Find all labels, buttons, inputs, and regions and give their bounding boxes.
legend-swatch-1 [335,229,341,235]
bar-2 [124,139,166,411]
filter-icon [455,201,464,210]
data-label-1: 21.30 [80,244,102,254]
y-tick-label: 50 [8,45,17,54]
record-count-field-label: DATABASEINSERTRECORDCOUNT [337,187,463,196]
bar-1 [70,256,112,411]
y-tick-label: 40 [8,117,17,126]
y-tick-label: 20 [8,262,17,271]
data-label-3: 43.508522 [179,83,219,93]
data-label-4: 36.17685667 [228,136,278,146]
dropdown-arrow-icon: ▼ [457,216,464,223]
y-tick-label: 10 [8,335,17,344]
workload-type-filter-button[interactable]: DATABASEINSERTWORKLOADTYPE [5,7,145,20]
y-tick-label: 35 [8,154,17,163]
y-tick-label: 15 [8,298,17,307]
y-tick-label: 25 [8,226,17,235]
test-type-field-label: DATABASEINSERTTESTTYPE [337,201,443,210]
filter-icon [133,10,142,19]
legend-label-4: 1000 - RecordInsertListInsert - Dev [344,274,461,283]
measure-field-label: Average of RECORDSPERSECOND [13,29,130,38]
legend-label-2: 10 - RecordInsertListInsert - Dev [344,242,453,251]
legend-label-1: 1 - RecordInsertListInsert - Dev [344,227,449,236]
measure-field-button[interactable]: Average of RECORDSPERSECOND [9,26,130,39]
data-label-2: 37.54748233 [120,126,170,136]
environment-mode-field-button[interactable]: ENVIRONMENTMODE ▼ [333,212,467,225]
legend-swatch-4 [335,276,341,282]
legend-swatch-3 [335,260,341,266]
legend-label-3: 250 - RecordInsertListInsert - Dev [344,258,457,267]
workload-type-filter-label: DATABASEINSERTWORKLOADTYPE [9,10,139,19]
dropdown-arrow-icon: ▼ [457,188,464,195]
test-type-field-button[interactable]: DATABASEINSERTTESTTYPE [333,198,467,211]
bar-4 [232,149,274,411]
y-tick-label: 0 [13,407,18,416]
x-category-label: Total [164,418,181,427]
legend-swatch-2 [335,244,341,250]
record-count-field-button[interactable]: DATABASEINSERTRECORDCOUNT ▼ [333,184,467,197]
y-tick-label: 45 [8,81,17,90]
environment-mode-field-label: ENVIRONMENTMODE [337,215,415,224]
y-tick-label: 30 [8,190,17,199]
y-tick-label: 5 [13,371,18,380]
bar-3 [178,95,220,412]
§ §
* The exercise: Reproduce every line above, word for word and in the same order, without changing anything.

* Exercise solution:
Find all labels, buttons, inputs, and regions and give their bounding boxes.
legend-swatch-1 [335,229,341,235]
bar-2 [124,139,166,411]
filter-icon [455,201,464,210]
data-label-1: 21.30 [80,244,102,254]
y-tick-label: 50 [8,45,17,54]
record-count-field-label: DATABASEINSERTRECORDCOUNT [337,187,463,196]
bar-1 [70,256,112,411]
y-tick-label: 40 [8,117,17,126]
y-tick-label: 20 [8,262,17,271]
data-label-3: 43.508522 [179,83,219,93]
data-label-4: 36.17685667 [228,136,278,146]
dropdown-arrow-icon: ▼ [457,216,464,223]
y-tick-label: 10 [8,335,17,344]
workload-type-filter-button[interactable]: DATABASEINSERTWORKLOADTYPE [5,7,145,20]
y-tick-label: 35 [8,154,17,163]
y-tick-label: 15 [8,298,17,307]
y-tick-label: 25 [8,226,17,235]
test-type-field-label: DATABASEINSERTTESTTYPE [337,201,443,210]
filter-icon [133,10,142,19]
legend-label-4: 1000 - RecordInsertListInsert - Dev [344,274,461,283]
measure-field-label: Average of RECORDSPERSECOND [13,29,130,38]
legend-label-2: 10 - RecordInsertListInsert - Dev [344,242,453,251]
legend-label-1: 1 - RecordInsertListInsert - Dev [344,227,449,236]
measure-field-button[interactable]: Average of RECORDSPERSECOND [9,26,130,39]
data-label-2: 37.54748233 [120,126,170,136]
environment-mode-field-button[interactable]: ENVIRONMENTMODE ▼ [333,212,467,225]
legend-swatch-4 [335,276,341,282]
legend-swatch-3 [335,260,341,266]
legend-label-3: 250 - RecordInsertListInsert - Dev [344,258,457,267]
workload-type-filter-label: DATABASEINSERTWORKLOADTYPE [9,10,139,19]
dropdown-arrow-icon: ▼ [457,188,464,195]
test-type-field-button[interactable]: DATABASEINSERTTESTTYPE [333,198,467,211]
bar-4 [232,149,274,411]
y-tick-label: 0 [13,407,18,416]
x-category-label: Total [164,418,181,427]
legend-swatch-2 [335,244,341,250]
record-count-field-button[interactable]: DATABASEINSERTRECORDCOUNT ▼ [333,184,467,197]
y-tick-label: 45 [8,81,17,90]
environment-mode-field-label: ENVIRONMENTMODE [337,215,415,224]
y-tick-label: 30 [8,190,17,199]
y-tick-label: 5 [13,371,18,380]
bar-3 [178,95,220,412]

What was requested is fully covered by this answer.